DIRECTIONS: Write out the material exactly, leaving every picture behind.

RECORD SET:
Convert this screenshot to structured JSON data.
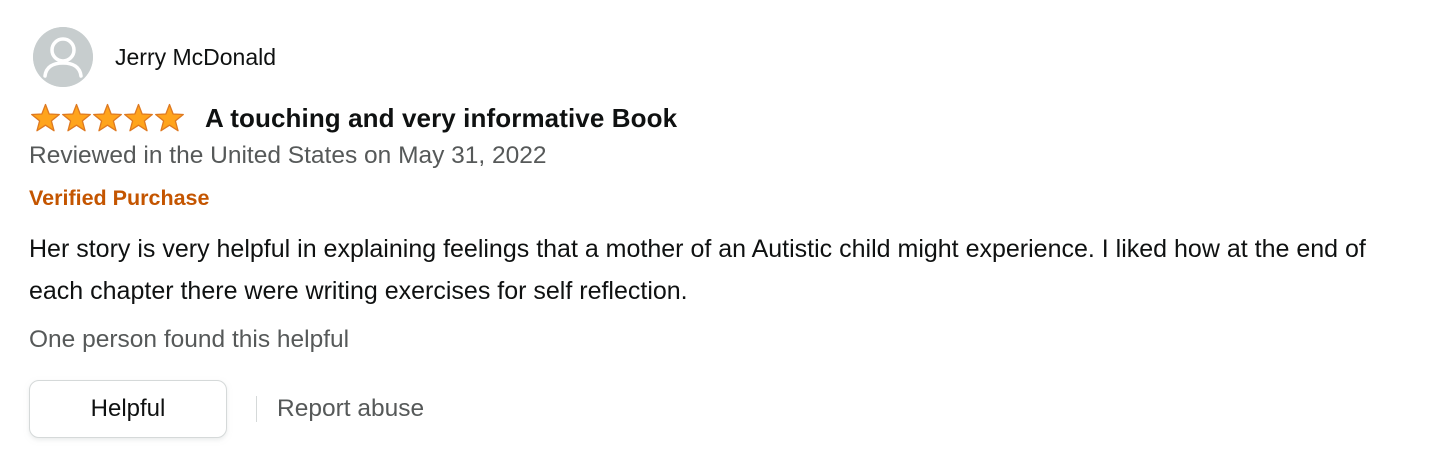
{
  "reviewer": {
    "name": "Jerry McDonald",
    "avatar_icon": "default-user-avatar"
  },
  "rating": {
    "stars": 5,
    "max": 5,
    "star_color": "#ffa41c",
    "star_border": "#de7921"
  },
  "review": {
    "title": "A touching and very informative Book",
    "date_line": "Reviewed in the United States on May 31, 2022",
    "verified_label": "Verified Purchase",
    "body": "Her story is very helpful in explaining feelings that a mother of an Autistic child might experience. I liked how at the end of each chapter there were writing exercises for self reflection.",
    "helpful_count_text": "One person found this helpful"
  },
  "actions": {
    "helpful_label": "Helpful",
    "report_label": "Report abuse"
  },
  "colors": {
    "verified": "#c45500",
    "secondary_text": "#565959",
    "primary_text": "#0f1111"
  }
}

SOLUTION FOR THIS PROBLEM:
Convert this screenshot to structured JSON data.
{
  "reviewer": {
    "name": "Jerry McDonald",
    "avatar_icon": "default-user-avatar"
  },
  "rating": {
    "stars": 5,
    "max": 5,
    "star_color": "#ffa41c",
    "star_border": "#de7921"
  },
  "review": {
    "title": "A touching and very informative Book",
    "date_line": "Reviewed in the United States on May 31, 2022",
    "verified_label": "Verified Purchase",
    "body": "Her story is very helpful in explaining feelings that a mother of an Autistic child might experience. I liked how at the end of each chapter there were writing exercises for self reflection.",
    "helpful_count_text": "One person found this helpful"
  },
  "actions": {
    "helpful_label": "Helpful",
    "report_label": "Report abuse"
  },
  "colors": {
    "verified": "#c45500",
    "secondary_text": "#565959",
    "primary_text": "#0f1111"
  }
}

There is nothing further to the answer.